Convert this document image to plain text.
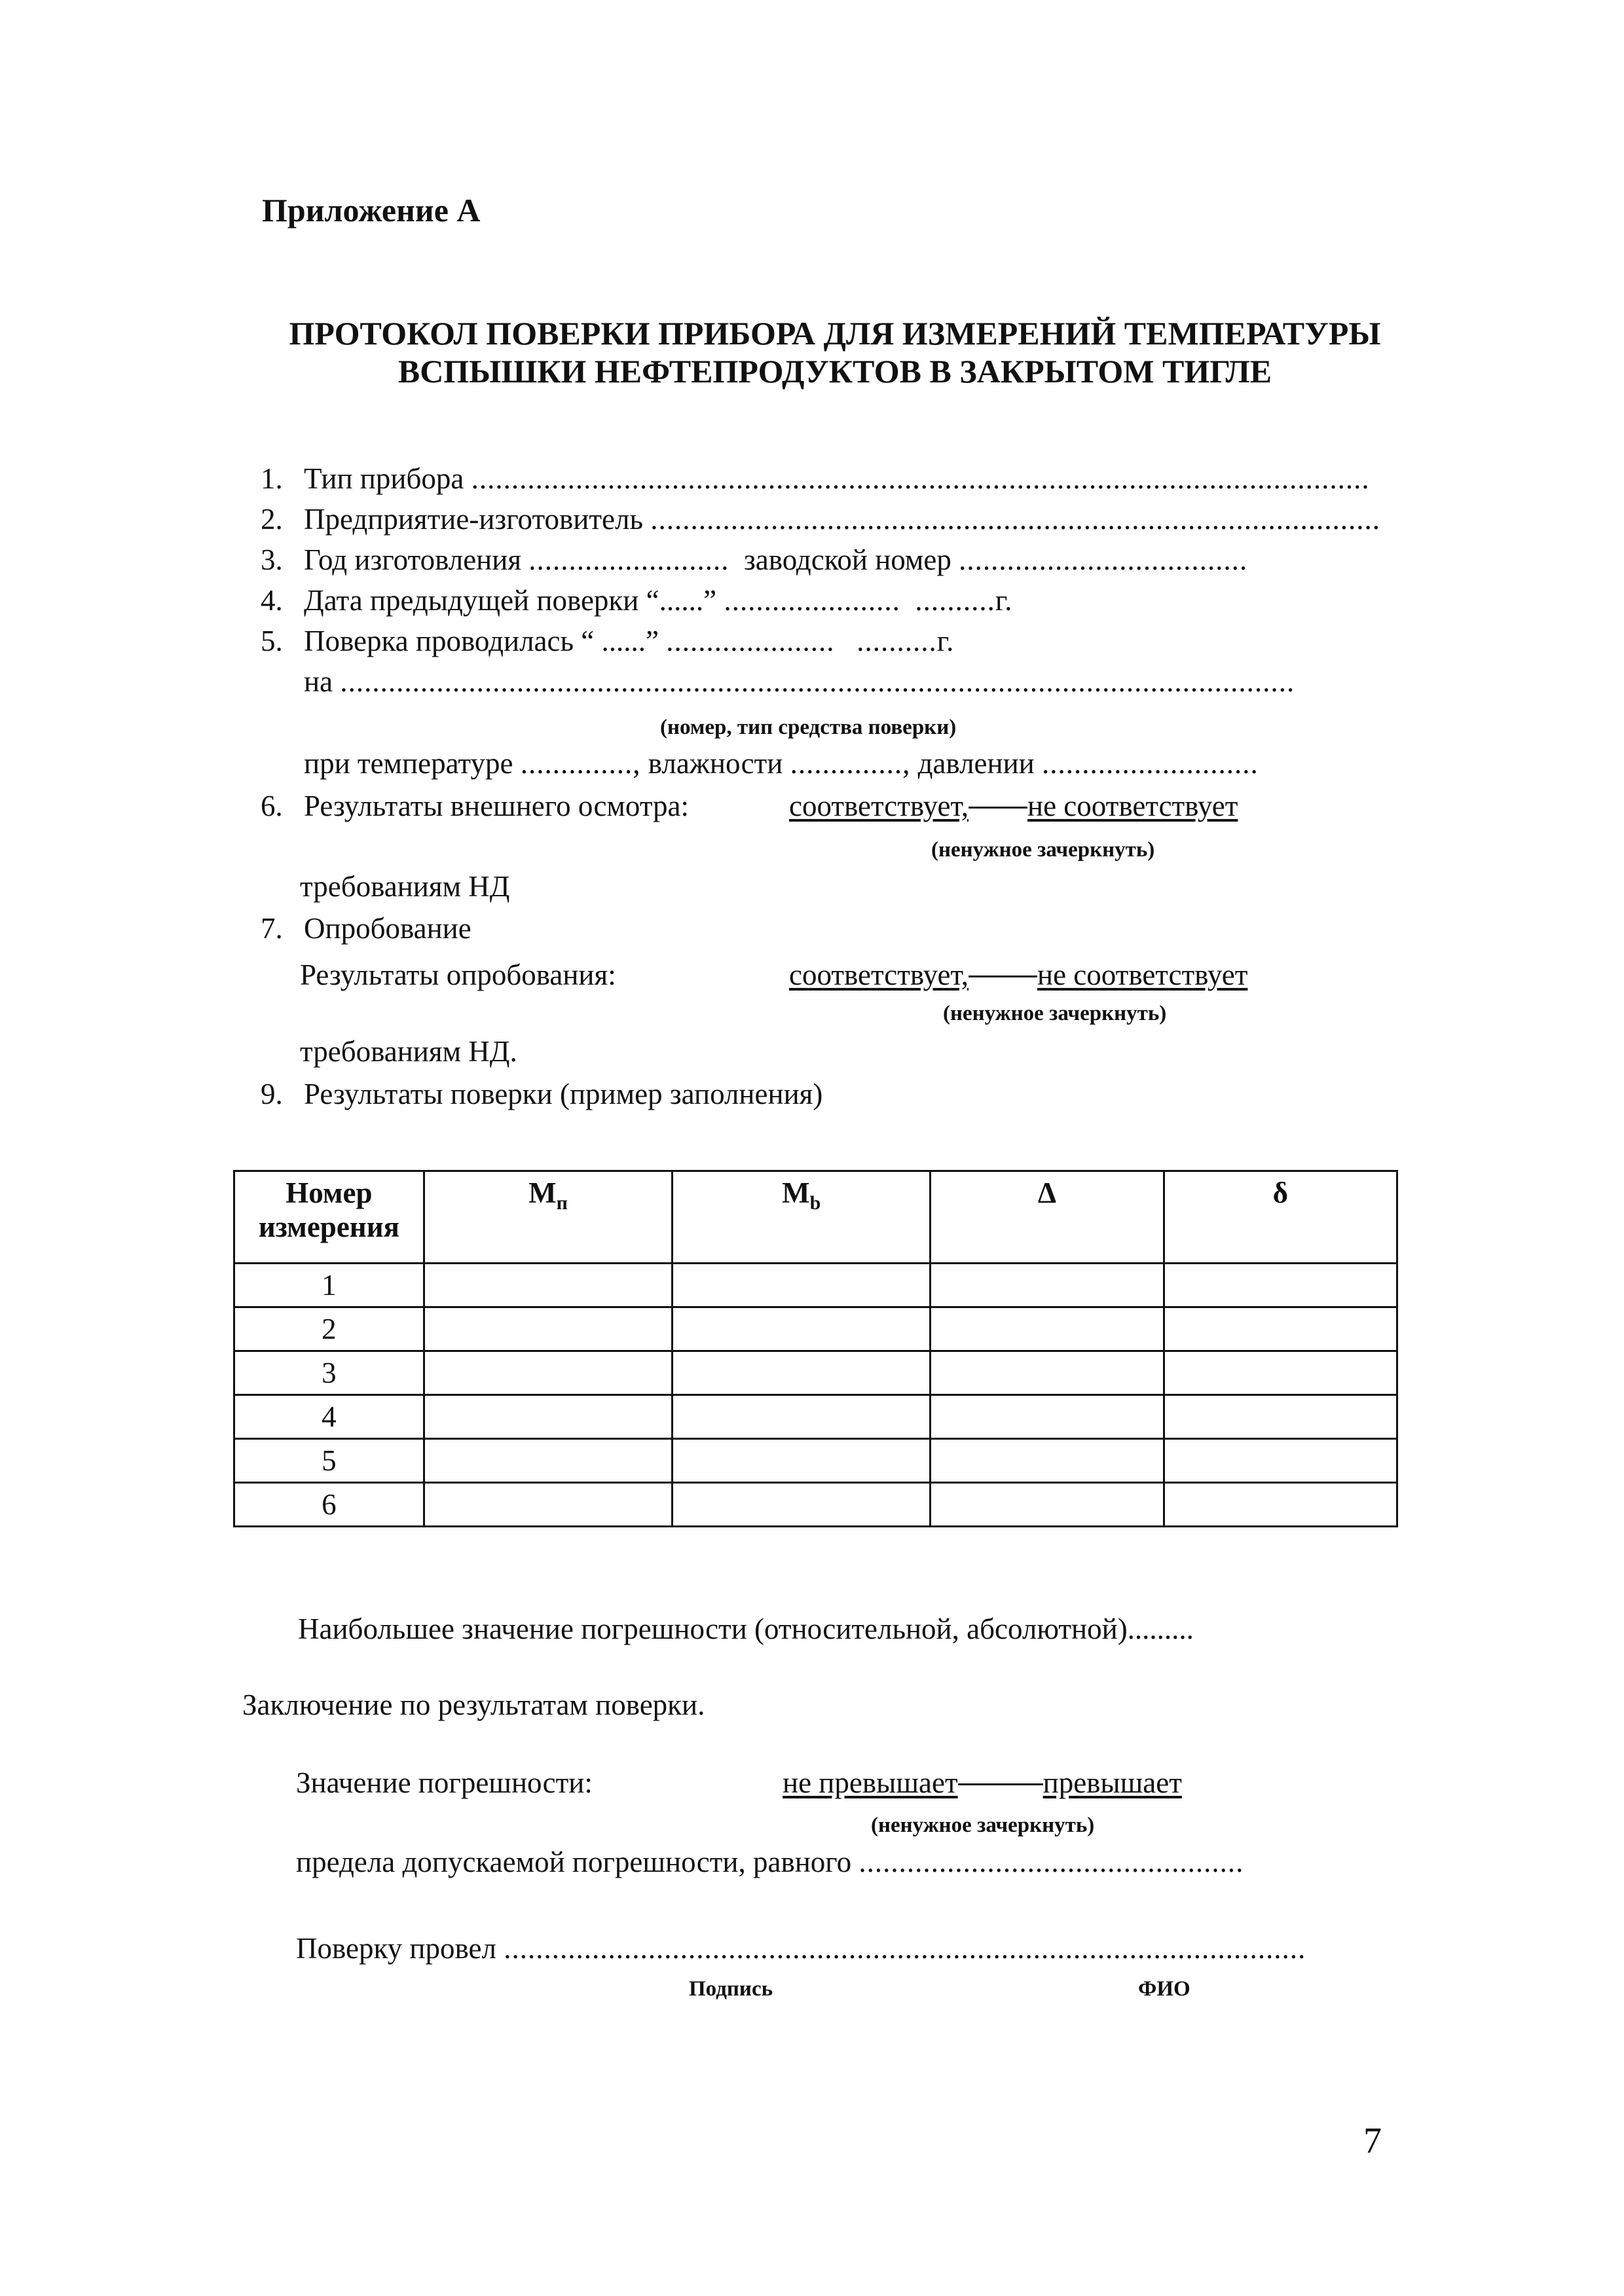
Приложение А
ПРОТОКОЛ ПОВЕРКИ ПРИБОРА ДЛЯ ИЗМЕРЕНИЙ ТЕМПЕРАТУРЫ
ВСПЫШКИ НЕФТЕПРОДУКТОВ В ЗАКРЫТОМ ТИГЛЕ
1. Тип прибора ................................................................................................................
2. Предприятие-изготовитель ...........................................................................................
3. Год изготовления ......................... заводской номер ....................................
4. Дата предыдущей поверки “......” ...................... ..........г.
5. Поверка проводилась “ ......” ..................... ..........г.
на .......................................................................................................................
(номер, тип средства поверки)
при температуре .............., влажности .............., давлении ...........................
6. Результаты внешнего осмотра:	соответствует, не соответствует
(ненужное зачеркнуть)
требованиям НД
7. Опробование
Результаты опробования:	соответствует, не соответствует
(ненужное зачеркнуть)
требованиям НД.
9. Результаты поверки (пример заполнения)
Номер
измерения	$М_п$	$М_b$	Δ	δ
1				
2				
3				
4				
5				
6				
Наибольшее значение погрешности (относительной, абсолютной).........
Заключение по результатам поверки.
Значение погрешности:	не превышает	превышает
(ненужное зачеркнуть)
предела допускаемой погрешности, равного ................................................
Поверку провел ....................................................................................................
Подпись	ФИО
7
◆ ◆ ◆ ◆
● **WHAT IS ASKED**
What is needed is an exact reproduction of the data, pictures excluded.

● **EXPECTED ANSWER**
Convert this document image to plain text.
Приложение А
ПРОТОКОЛ ПОВЕРКИ ПРИБОРА ДЛЯ ИЗМЕРЕНИЙ ТЕМПЕРАТУРЫ
ВСПЫШКИ НЕФТЕПРОДУКТОВ В ЗАКРЫТОМ ТИГЛЕ
1. Тип прибора ................................................................................................................
2. Предприятие-изготовитель ...........................................................................................
3. Год изготовления ......................... заводской номер ....................................
4. Дата предыдущей поверки “......” ...................... ..........г.
5. Поверка проводилась “ ......” ..................... ..........г.
на .......................................................................................................................
(номер, тип средства поверки)
при температуре .............., влажности .............., давлении ...........................
6. Результаты внешнего осмотра:	соответствует, не соответствует
(ненужное зачеркнуть)
требованиям НД
7. Опробование
Результаты опробования:	соответствует, не соответствует
(ненужное зачеркнуть)
требованиям НД.
9. Результаты поверки (пример заполнения)
Номер
измерения	$М_п$	$М_b$	Δ	δ
1				
2				
3				
4				
5				
6				
Наибольшее значение погрешности (относительной, абсолютной).........
Заключение по результатам поверки.
Значение погрешности:	не превышает	превышает
(ненужное зачеркнуть)
предела допускаемой погрешности, равного ................................................
Поверку провел ....................................................................................................
Подпись	ФИО
7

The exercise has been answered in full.